= AIM =
Repeat every record below exactly as written.
--- START OF MATERIAL PROVIDED ---
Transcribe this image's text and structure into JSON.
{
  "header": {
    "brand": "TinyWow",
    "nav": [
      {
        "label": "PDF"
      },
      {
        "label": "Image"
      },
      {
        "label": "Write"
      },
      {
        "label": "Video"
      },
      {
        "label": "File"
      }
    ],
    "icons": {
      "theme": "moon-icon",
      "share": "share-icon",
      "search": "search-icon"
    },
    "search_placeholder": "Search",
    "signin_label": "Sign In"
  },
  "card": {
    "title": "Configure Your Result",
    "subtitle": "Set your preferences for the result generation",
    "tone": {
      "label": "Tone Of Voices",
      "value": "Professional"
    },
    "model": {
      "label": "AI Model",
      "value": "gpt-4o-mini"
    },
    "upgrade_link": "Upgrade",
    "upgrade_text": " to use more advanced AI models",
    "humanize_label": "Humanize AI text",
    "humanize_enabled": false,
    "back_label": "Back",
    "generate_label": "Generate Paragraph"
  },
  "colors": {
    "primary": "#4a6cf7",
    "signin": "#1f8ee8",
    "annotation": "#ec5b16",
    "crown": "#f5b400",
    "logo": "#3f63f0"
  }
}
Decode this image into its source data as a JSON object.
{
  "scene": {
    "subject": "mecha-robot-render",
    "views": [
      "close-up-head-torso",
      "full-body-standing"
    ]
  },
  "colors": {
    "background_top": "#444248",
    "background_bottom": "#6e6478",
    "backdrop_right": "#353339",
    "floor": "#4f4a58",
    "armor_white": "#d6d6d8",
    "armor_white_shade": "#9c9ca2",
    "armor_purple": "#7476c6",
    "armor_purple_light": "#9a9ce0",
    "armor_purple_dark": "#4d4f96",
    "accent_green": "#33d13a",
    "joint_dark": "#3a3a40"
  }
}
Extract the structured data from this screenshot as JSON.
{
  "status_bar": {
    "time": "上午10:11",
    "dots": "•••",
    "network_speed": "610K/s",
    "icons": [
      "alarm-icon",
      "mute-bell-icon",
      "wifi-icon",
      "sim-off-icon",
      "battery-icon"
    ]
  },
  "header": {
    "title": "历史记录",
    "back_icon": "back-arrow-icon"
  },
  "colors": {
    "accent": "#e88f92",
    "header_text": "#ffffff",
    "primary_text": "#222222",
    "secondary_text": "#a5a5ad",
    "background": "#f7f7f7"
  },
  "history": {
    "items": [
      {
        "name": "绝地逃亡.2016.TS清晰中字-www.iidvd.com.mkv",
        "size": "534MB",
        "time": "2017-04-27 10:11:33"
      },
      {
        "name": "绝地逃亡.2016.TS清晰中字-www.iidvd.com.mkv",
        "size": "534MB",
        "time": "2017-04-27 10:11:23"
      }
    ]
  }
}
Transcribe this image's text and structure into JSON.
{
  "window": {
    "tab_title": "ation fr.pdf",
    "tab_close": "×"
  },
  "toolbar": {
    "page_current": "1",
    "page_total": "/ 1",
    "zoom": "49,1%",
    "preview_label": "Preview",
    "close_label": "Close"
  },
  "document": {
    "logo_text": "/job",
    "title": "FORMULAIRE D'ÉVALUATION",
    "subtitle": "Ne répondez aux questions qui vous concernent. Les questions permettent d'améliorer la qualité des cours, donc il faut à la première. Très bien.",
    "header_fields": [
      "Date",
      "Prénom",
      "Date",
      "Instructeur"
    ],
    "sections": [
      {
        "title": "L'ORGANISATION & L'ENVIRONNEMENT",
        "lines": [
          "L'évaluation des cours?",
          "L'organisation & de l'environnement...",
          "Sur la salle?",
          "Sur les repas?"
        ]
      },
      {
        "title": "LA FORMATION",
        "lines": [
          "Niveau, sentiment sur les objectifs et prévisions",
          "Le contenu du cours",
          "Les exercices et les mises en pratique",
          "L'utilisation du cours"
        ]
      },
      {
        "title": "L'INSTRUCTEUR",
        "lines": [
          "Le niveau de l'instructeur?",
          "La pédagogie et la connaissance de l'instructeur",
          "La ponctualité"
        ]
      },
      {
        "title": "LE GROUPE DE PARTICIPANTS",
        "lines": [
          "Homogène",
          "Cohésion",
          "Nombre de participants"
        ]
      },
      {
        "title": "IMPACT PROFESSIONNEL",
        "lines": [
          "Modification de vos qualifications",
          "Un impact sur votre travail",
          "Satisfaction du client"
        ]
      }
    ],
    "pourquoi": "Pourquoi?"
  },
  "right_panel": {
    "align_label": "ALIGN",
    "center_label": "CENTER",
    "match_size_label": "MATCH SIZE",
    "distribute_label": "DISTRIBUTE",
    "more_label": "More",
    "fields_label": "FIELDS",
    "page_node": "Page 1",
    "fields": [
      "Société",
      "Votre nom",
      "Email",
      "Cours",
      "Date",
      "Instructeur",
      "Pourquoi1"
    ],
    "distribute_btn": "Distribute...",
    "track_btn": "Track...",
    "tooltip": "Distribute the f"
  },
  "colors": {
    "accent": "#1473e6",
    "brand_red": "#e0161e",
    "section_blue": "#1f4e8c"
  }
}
--- END OF MATERIAL PROVIDED ---
= SOLUTION TO THIS TASK =
Transcribe this image's text and structure into JSON.
{
  "header": {
    "brand": "TinyWow",
    "nav": [
      {
        "label": "PDF"
      },
      {
        "label": "Image"
      },
      {
        "label": "Write"
      },
      {
        "label": "Video"
      },
      {
        "label": "File"
      }
    ],
    "icons": {
      "theme": "moon-icon",
      "share": "share-icon",
      "search": "search-icon"
    },
    "search_placeholder": "Search",
    "signin_label": "Sign In"
  },
  "card": {
    "title": "Configure Your Result",
    "subtitle": "Set your preferences for the result generation",
    "tone": {
      "label": "Tone Of Voices",
      "value": "Professional"
    },
    "model": {
      "label": "AI Model",
      "value": "gpt-4o-mini"
    },
    "upgrade_link": "Upgrade",
    "upgrade_text": " to use more advanced AI models",
    "humanize_label": "Humanize AI text",
    "humanize_enabled": false,
    "back_label": "Back",
    "generate_label": "Generate Paragraph"
  },
  "colors": {
    "primary": "#4a6cf7",
    "signin": "#1f8ee8",
    "annotation": "#ec5b16",
    "crown": "#f5b400",
    "logo": "#3f63f0"
  }
}
Decode this image into its source data as a JSON object.
{
  "scene": {
    "subject": "mecha-robot-render",
    "views": [
      "close-up-head-torso",
      "full-body-standing"
    ]
  },
  "colors": {
    "background_top": "#444248",
    "background_bottom": "#6e6478",
    "backdrop_right": "#353339",
    "floor": "#4f4a58",
    "armor_white": "#d6d6d8",
    "armor_white_shade": "#9c9ca2",
    "armor_purple": "#7476c6",
    "armor_purple_light": "#9a9ce0",
    "armor_purple_dark": "#4d4f96",
    "accent_green": "#33d13a",
    "joint_dark": "#3a3a40"
  }
}
Extract the structured data from this screenshot as JSON.
{
  "status_bar": {
    "time": "上午10:11",
    "dots": "•••",
    "network_speed": "610K/s",
    "icons": [
      "alarm-icon",
      "mute-bell-icon",
      "wifi-icon",
      "sim-off-icon",
      "battery-icon"
    ]
  },
  "header": {
    "title": "历史记录",
    "back_icon": "back-arrow-icon"
  },
  "colors": {
    "accent": "#e88f92",
    "header_text": "#ffffff",
    "primary_text": "#222222",
    "secondary_text": "#a5a5ad",
    "background": "#f7f7f7"
  },
  "history": {
    "items": [
      {
        "name": "绝地逃亡.2016.TS清晰中字-www.iidvd.com.mkv",
        "size": "534MB",
        "time": "2017-04-27 10:11:33"
      },
      {
        "name": "绝地逃亡.2016.TS清晰中字-www.iidvd.com.mkv",
        "size": "534MB",
        "time": "2017-04-27 10:11:23"
      }
    ]
  }
}
Transcribe this image's text and structure into JSON.
{
  "window": {
    "tab_title": "ation fr.pdf",
    "tab_close": "×"
  },
  "toolbar": {
    "page_current": "1",
    "page_total": "/ 1",
    "zoom": "49,1%",
    "preview_label": "Preview",
    "close_label": "Close"
  },
  "document": {
    "logo_text": "/job",
    "title": "FORMULAIRE D'ÉVALUATION",
    "subtitle": "Ne répondez aux questions qui vous concernent. Les questions permettent d'améliorer la qualité des cours, donc il faut à la première. Très bien.",
    "header_fields": [
      "Date",
      "Prénom",
      "Date",
      "Instructeur"
    ],
    "sections": [
      {
        "title": "L'ORGANISATION & L'ENVIRONNEMENT",
        "lines": [
          "L'évaluation des cours?",
          "L'organisation & de l'environnement...",
          "Sur la salle?",
          "Sur les repas?"
        ]
      },
      {
        "title": "LA FORMATION",
        "lines": [
          "Niveau, sentiment sur les objectifs et prévisions",
          "Le contenu du cours",
          "Les exercices et les mises en pratique",
          "L'utilisation du cours"
        ]
      },
      {
        "title": "L'INSTRUCTEUR",
        "lines": [
          "Le niveau de l'instructeur?",
          "La pédagogie et la connaissance de l'instructeur",
          "La ponctualité"
        ]
      },
      {
        "title": "LE GROUPE DE PARTICIPANTS",
        "lines": [
          "Homogène",
          "Cohésion",
          "Nombre de participants"
        ]
      },
      {
        "title": "IMPACT PROFESSIONNEL",
        "lines": [
          "Modification de vos qualifications",
          "Un impact sur votre travail",
          "Satisfaction du client"
        ]
      }
    ],
    "pourquoi": "Pourquoi?"
  },
  "right_panel": {
    "align_label": "ALIGN",
    "center_label": "CENTER",
    "match_size_label": "MATCH SIZE",
    "distribute_label": "DISTRIBUTE",
    "more_label": "More",
    "fields_label": "FIELDS",
    "page_node": "Page 1",
    "fields": [
      "Société",
      "Votre nom",
      "Email",
      "Cours",
      "Date",
      "Instructeur",
      "Pourquoi1"
    ],
    "distribute_btn": "Distribute...",
    "track_btn": "Track...",
    "tooltip": "Distribute the f"
  },
  "colors": {
    "accent": "#1473e6",
    "brand_red": "#e0161e",
    "section_blue": "#1f4e8c"
  }
}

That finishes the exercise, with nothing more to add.